==== Extracted information
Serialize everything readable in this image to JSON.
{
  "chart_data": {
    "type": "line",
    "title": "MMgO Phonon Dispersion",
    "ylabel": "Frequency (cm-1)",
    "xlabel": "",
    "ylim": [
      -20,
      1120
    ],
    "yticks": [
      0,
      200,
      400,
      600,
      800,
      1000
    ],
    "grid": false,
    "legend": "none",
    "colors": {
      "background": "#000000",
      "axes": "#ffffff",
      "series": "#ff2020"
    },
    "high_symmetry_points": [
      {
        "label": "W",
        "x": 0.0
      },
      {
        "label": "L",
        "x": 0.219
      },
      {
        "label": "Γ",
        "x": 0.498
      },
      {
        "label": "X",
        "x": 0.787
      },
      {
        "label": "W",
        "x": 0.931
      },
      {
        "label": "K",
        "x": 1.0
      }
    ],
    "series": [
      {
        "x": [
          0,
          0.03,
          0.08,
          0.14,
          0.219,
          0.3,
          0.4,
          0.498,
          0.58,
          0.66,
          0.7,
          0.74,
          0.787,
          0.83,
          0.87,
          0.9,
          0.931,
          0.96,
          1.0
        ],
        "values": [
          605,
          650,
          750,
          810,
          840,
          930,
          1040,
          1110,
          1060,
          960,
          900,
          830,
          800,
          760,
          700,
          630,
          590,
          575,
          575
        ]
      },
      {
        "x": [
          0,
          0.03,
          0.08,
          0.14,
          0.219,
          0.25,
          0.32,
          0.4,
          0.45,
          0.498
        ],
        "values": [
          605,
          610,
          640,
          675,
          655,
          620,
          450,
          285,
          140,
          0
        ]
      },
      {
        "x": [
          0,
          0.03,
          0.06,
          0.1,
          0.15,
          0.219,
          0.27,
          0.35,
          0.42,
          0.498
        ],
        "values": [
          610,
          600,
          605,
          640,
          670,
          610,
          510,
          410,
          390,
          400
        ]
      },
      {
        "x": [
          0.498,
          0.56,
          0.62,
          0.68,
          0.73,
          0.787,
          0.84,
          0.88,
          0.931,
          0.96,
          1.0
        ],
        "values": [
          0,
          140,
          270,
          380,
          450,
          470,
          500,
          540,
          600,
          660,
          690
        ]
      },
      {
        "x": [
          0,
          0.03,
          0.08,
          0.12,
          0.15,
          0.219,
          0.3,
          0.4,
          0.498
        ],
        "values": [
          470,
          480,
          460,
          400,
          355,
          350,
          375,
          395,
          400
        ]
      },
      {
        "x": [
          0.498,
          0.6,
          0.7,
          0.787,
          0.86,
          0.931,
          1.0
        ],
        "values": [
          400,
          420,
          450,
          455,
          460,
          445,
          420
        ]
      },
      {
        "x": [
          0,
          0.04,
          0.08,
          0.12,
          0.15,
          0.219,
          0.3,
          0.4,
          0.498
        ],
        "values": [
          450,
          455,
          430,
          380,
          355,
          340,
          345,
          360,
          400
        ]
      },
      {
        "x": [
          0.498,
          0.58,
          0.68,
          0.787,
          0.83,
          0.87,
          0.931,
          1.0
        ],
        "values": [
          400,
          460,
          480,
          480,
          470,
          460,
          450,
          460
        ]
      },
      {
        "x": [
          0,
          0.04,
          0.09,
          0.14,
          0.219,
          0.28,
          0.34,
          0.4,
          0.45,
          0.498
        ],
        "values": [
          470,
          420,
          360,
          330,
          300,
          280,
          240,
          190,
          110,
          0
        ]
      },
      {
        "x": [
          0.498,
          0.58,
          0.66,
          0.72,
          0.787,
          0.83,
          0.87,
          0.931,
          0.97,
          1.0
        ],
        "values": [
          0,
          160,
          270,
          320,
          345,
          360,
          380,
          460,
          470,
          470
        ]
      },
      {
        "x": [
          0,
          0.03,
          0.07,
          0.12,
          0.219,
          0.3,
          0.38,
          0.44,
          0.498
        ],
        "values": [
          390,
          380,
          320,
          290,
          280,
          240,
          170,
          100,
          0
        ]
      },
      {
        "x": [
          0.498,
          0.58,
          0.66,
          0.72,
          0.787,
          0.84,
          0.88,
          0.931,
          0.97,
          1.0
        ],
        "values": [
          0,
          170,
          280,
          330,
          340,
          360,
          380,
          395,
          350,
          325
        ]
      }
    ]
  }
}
========
Given problem> Repeat each record in full; every line must match exactly.

Task result>
Serialize everything readable in this image to JSON.
{
  "chart_data": {
    "type": "line",
    "title": "MMgO Phonon Dispersion",
    "ylabel": "Frequency (cm-1)",
    "xlabel": "",
    "ylim": [
      -20,
      1120
    ],
    "yticks": [
      0,
      200,
      400,
      600,
      800,
      1000
    ],
    "grid": false,
    "legend": "none",
    "colors": {
      "background": "#000000",
      "axes": "#ffffff",
      "series": "#ff2020"
    },
    "high_symmetry_points": [
      {
        "label": "W",
        "x": 0.0
      },
      {
        "label": "L",
        "x": 0.219
      },
      {
        "label": "Γ",
        "x": 0.498
      },
      {
        "label": "X",
        "x": 0.787
      },
      {
        "label": "W",
        "x": 0.931
      },
      {
        "label": "K",
        "x": 1.0
      }
    ],
    "series": [
      {
        "x": [
          0,
          0.03,
          0.08,
          0.14,
          0.219,
          0.3,
          0.4,
          0.498,
          0.58,
          0.66,
          0.7,
          0.74,
          0.787,
          0.83,
          0.87,
          0.9,
          0.931,
          0.96,
          1.0
        ],
        "values": [
          605,
          650,
          750,
          810,
          840,
          930,
          1040,
          1110,
          1060,
          960,
          900,
          830,
          800,
          760,
          700,
          630,
          590,
          575,
          575
        ]
      },
      {
        "x": [
          0,
          0.03,
          0.08,
          0.14,
          0.219,
          0.25,
          0.32,
          0.4,
          0.45,
          0.498
        ],
        "values": [
          605,
          610,
          640,
          675,
          655,
          620,
          450,
          285,
          140,
          0
        ]
      },
      {
        "x": [
          0,
          0.03,
          0.06,
          0.1,
          0.15,
          0.219,
          0.27,
          0.35,
          0.42,
          0.498
        ],
        "values": [
          610,
          600,
          605,
          640,
          670,
          610,
          510,
          410,
          390,
          400
        ]
      },
      {
        "x": [
          0.498,
          0.56,
          0.62,
          0.68,
          0.73,
          0.787,
          0.84,
          0.88,
          0.931,
          0.96,
          1.0
        ],
        "values": [
          0,
          140,
          270,
          380,
          450,
          470,
          500,
          540,
          600,
          660,
          690
        ]
      },
      {
        "x": [
          0,
          0.03,
          0.08,
          0.12,
          0.15,
          0.219,
          0.3,
          0.4,
          0.498
        ],
        "values": [
          470,
          480,
          460,
          400,
          355,
          350,
          375,
          395,
          400
        ]
      },
      {
        "x": [
          0.498,
          0.6,
          0.7,
          0.787,
          0.86,
          0.931,
          1.0
        ],
        "values": [
          400,
          420,
          450,
          455,
          460,
          445,
          420
        ]
      },
      {
        "x": [
          0,
          0.04,
          0.08,
          0.12,
          0.15,
          0.219,
          0.3,
          0.4,
          0.498
        ],
        "values": [
          450,
          455,
          430,
          380,
          355,
          340,
          345,
          360,
          400
        ]
      },
      {
        "x": [
          0.498,
          0.58,
          0.68,
          0.787,
          0.83,
          0.87,
          0.931,
          1.0
        ],
        "values": [
          400,
          460,
          480,
          480,
          470,
          460,
          450,
          460
        ]
      },
      {
        "x": [
          0,
          0.04,
          0.09,
          0.14,
          0.219,
          0.28,
          0.34,
          0.4,
          0.45,
          0.498
        ],
        "values": [
          470,
          420,
          360,
          330,
          300,
          280,
          240,
          190,
          110,
          0
        ]
      },
      {
        "x": [
          0.498,
          0.58,
          0.66,
          0.72,
          0.787,
          0.83,
          0.87,
          0.931,
          0.97,
          1.0
        ],
        "values": [
          0,
          160,
          270,
          320,
          345,
          360,
          380,
          460,
          470,
          470
        ]
      },
      {
        "x": [
          0,
          0.03,
          0.07,
          0.12,
          0.219,
          0.3,
          0.38,
          0.44,
          0.498
        ],
        "values": [
          390,
          380,
          320,
          290,
          280,
          240,
          170,
          100,
          0
        ]
      },
      {
        "x": [
          0.498,
          0.58,
          0.66,
          0.72,
          0.787,
          0.84,
          0.88,
          0.931,
          0.97,
          1.0
        ],
        "values": [
          0,
          170,
          280,
          330,
          340,
          360,
          380,
          395,
          350,
          325
        ]
      }
    ]
  }
}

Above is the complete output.